_PROMPT 1_
Locate each line in the records that contains the string "Trends", and copy those lines.

# Malaysian cubers



## Melvintnh327 (Aug 23, 2021)

Hello! This thread is for Malaysian cubers. I decided to create it since I did not find one.


----------



## Megaminx lover (Aug 23, 2021)

I'm from a country near malaysia, and my mother is malaysian


----------



## Neatcubing (Aug 23, 2021)

Im Malaysian soooooo
What is this thread really for anyway?
Is it just to gather all of us in this one thread?


----------



## Melvintnh327 (Aug 23, 2021)

Neatcubing said:


> Im Malaysian soooooo
> What is this thread really for anyway?
> Is it just to gather all of us in this one thread?


I just saw the "Aussie cubers" thread so I decided to make this.


----------



## Neatcubing (Aug 23, 2021)

Ok then


----------



## Melvintnh327 (Aug 31, 2021)

Happy national day for Malaysians!


----------



## Neatcubing (Aug 31, 2021)

Melvintnh327 said:


> Happy national day for Malaysians!

_EXERCISE MATERIAL_
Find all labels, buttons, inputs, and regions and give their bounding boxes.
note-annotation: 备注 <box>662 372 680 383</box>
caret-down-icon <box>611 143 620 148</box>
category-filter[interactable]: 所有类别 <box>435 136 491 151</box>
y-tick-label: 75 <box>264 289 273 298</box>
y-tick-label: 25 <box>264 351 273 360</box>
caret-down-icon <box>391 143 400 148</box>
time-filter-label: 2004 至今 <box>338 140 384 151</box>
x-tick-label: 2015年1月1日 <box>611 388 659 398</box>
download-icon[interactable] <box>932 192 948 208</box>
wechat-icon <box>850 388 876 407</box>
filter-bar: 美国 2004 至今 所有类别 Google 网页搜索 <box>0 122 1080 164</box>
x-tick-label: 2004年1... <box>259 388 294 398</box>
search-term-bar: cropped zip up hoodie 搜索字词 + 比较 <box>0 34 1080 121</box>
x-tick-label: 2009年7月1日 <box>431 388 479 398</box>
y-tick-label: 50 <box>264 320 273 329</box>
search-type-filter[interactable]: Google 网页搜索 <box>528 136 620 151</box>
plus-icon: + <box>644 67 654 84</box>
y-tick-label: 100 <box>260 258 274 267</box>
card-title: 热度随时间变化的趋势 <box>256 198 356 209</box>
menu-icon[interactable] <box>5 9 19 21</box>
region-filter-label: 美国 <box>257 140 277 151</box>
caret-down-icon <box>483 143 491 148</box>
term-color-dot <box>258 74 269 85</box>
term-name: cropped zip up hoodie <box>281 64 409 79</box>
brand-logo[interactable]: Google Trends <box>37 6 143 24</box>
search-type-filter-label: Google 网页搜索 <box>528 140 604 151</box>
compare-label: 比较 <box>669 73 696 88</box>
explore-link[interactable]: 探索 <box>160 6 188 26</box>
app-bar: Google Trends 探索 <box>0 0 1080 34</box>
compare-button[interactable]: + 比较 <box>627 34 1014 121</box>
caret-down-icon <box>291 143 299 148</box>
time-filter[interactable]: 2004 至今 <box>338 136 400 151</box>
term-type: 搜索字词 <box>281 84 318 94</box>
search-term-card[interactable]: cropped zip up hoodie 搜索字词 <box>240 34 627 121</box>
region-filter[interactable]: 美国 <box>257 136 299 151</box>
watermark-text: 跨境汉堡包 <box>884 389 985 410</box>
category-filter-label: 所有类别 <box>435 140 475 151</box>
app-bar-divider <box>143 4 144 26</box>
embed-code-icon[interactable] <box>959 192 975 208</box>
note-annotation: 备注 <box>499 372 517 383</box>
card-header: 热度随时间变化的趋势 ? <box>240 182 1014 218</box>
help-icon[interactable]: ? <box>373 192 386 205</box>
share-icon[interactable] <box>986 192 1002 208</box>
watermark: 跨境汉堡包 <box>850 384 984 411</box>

_PROMPT 2_
Repeat word for word the part of the Malaysian cubers thread from "# Malaysian cubers" to "lover (Aug 23, 2021)".

_CORRECT OUTPUT 1_
brand-logo[interactable]: Google Trends <box>37 6 143 24</box>
app-bar: Google Trends 探索 <box>0 0 1080 34</box>

_CORRECT OUTPUT 2_
# Malaysian cubers



## Melvintnh327 (Aug 23, 2021)

Hello! This thread is for Malaysian cubers. I decided to create it since I did not find one.


----------



## Megaminx lover (Aug 23, 2021)